Gericht: Oberlandesgericht Celle
Urteil verkündet am 09.12.2004
Aktenzeichen: 14 U 136/04
Rechtsgebiete: BGB


Vorschriften:

BGB § 249
BGB § 251 Abs. 2
Den Integritätszuschlag von bis zu 130 % der Wiederbeschaffungskosten eines verunfallten KFZ kann nicht beanspruchen, wer sein Fahrzeug nur billig und notdürftig mit u. a. erheblichen Spachtelarbeiten repariert. Das fehlende (und dadurch sogar widerlegte) Integritätsinteresse wird auch nicht durch eine spätere fachgerechte Reparatur dokumentiert, die durch einen anschließenden zweiten Unfall erforderlich geworden ist.

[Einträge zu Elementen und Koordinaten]
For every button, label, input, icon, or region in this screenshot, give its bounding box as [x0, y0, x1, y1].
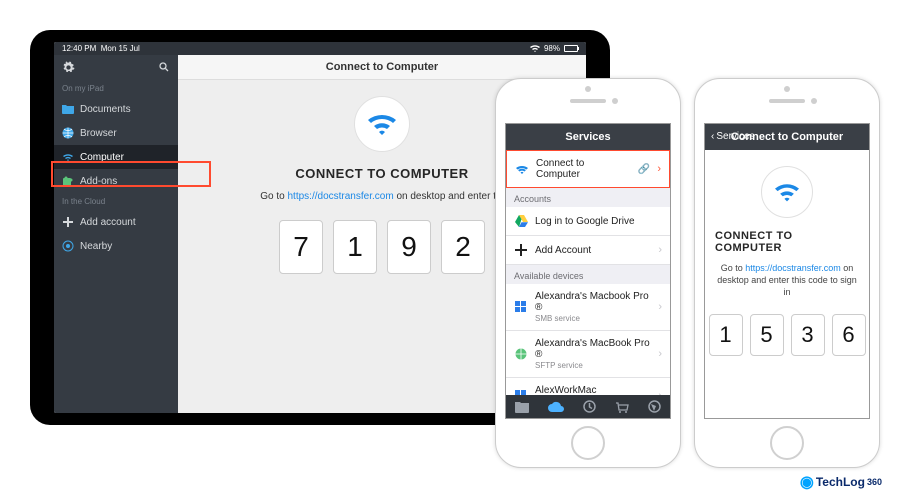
globe-icon [514, 347, 528, 361]
connect-heading: CONNECT TO COMPUTER [295, 166, 468, 181]
battery-pct: 98% [544, 44, 560, 53]
row-label: Log in to Google Drive [535, 216, 662, 227]
tab-browser[interactable] [648, 400, 661, 413]
device-row[interactable]: Alexandra's Macbook Pro ®SMB service › [506, 284, 670, 331]
sidebar-item-nearby[interactable]: Nearby [54, 234, 178, 258]
wifi-icon [515, 162, 529, 176]
page-title: Connect to Computer [178, 55, 586, 80]
chevron-right-icon: › [658, 301, 662, 313]
nav-title: Services [506, 124, 670, 150]
services-list: Connect to Computer 🔗 › Accounts Log in … [506, 150, 670, 395]
sidebar-item-label: Nearby [80, 241, 112, 252]
iphone-services: Services Connect to Computer 🔗 › Account… [495, 78, 681, 468]
tab-documents[interactable] [515, 401, 529, 413]
tab-store[interactable] [615, 401, 629, 413]
wifi-icon [354, 96, 410, 152]
docstransfer-link[interactable]: https://docstransfer.com [745, 263, 841, 273]
logo-icon: ◉ [800, 472, 814, 492]
link-icon: 🔗 [638, 164, 650, 175]
status-time: 12:40 PM Mon 15 Jul [62, 44, 140, 53]
puzzle-icon [62, 175, 74, 187]
sidebar-item-browser[interactable]: Browser [54, 121, 178, 145]
sidebar-item-label: Documents [80, 104, 131, 115]
docstransfer-link[interactable]: https://docstransfer.com [288, 191, 394, 202]
sidebar-item-label: Browser [80, 128, 117, 139]
code-digit: 5 [750, 314, 784, 356]
code-row: 1 5 3 6 [709, 314, 866, 356]
home-button[interactable] [571, 426, 605, 460]
watermark: ◉ TechLog360 [800, 472, 882, 492]
folder-icon [62, 103, 74, 115]
globe-icon [62, 127, 74, 139]
code-digit: 6 [832, 314, 866, 356]
code-row: 7 1 9 2 [279, 220, 485, 274]
device-row[interactable]: AlexWorkMacSMB service › [506, 378, 670, 395]
nav-bar: ‹ Services Connect to Computer [705, 124, 869, 150]
connect-heading: CONNECT TO COMPUTER [715, 230, 859, 254]
code-digit: 3 [791, 314, 825, 356]
code-digit: 1 [709, 314, 743, 356]
section-devices: Available devices [506, 265, 670, 284]
windows-icon [514, 300, 528, 314]
chevron-right-icon: › [658, 348, 662, 360]
sidebar-section-on-ipad: On my iPad [54, 80, 178, 97]
row-label: Alexandra's Macbook Pro ®SMB service [535, 291, 651, 323]
sidebar-item-label: Add-ons [80, 176, 117, 187]
chevron-right-icon: › [657, 163, 661, 175]
home-button[interactable] [770, 426, 804, 460]
sidebar-item-computer[interactable]: Computer [54, 145, 178, 169]
back-button[interactable]: ‹ Services [711, 131, 755, 142]
google-drive-icon [514, 214, 528, 228]
sidebar-item-label: Computer [80, 152, 124, 163]
plus-icon [62, 216, 74, 228]
device-row[interactable]: Alexandra's MacBook Pro ®SFTP service › [506, 331, 670, 378]
code-digit: 1 [333, 220, 377, 274]
sidebar-section-cloud: In the Cloud [54, 193, 178, 210]
code-digit: 2 [441, 220, 485, 274]
ipad-sidebar: On my iPad Documents Browser Computer Ad… [54, 55, 178, 413]
connect-panel: CONNECT TO COMPUTER Go to https://docstr… [705, 150, 869, 418]
wifi-icon [530, 45, 540, 53]
iphone-connect: ‹ Services Connect to Computer CONNECT T… [694, 78, 880, 468]
connect-to-computer-row[interactable]: Connect to Computer 🔗 › [506, 150, 670, 188]
row-label: Add Account [535, 245, 651, 256]
sidebar-item-label: Add account [80, 217, 136, 228]
plus-icon [514, 243, 528, 257]
row-label: Connect to Computer [536, 158, 631, 180]
row-label: AlexWorkMacSMB service [535, 385, 651, 395]
gear-icon[interactable] [62, 61, 75, 74]
code-digit: 9 [387, 220, 431, 274]
tab-cloud[interactable] [548, 401, 564, 412]
add-account-row[interactable]: Add Account › [506, 236, 670, 265]
tab-recent[interactable] [583, 400, 596, 413]
sidebar-item-add-account[interactable]: Add account [54, 210, 178, 234]
row-label: Alexandra's MacBook Pro ®SFTP service [535, 338, 651, 370]
nearby-icon [62, 240, 74, 252]
ipad-status-bar: 12:40 PM Mon 15 Jul 98% [54, 42, 586, 55]
section-accounts: Accounts [506, 188, 670, 207]
wifi-icon [761, 166, 813, 218]
wifi-icon [62, 151, 74, 163]
battery-icon [564, 45, 578, 52]
sidebar-item-documents[interactable]: Documents [54, 97, 178, 121]
search-icon[interactable] [158, 61, 170, 74]
connect-instruction: Go to https://docstransfer.com on deskto… [715, 262, 859, 298]
google-drive-row[interactable]: Log in to Google Drive [506, 207, 670, 236]
sidebar-item-addons[interactable]: Add-ons [54, 169, 178, 193]
chevron-right-icon: › [658, 244, 662, 256]
code-digit: 7 [279, 220, 323, 274]
tab-bar [506, 395, 670, 418]
connect-instruction: Go to https://docstransfer.com on deskto… [260, 191, 504, 202]
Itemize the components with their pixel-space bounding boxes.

### AUFGABE
Erkläre anhand des Textauszugs zum Integritätszuschlag in ein bis drei Sätzen, warum jemand, der sein Fahrzeug nur billig und notdürftig repariert, diesen Zuschlag nicht beanspruchen kann. Die Einträge stammen aus einer anderen Quelle.

### DIE AUSGABE
Wer sein verunfalltes Fahrzeug nur billig und notdürftig repariert, unter anderem mit erheblichen Spachtelarbeiten, dem fehlt das Integritätsinteresse. Eine solche Reparatur widerlegt dieses Interesse sogar. Deshalb steht ihm der Zuschlag von bis zu 130 % der Wiederbeschaffungskosten nicht zu.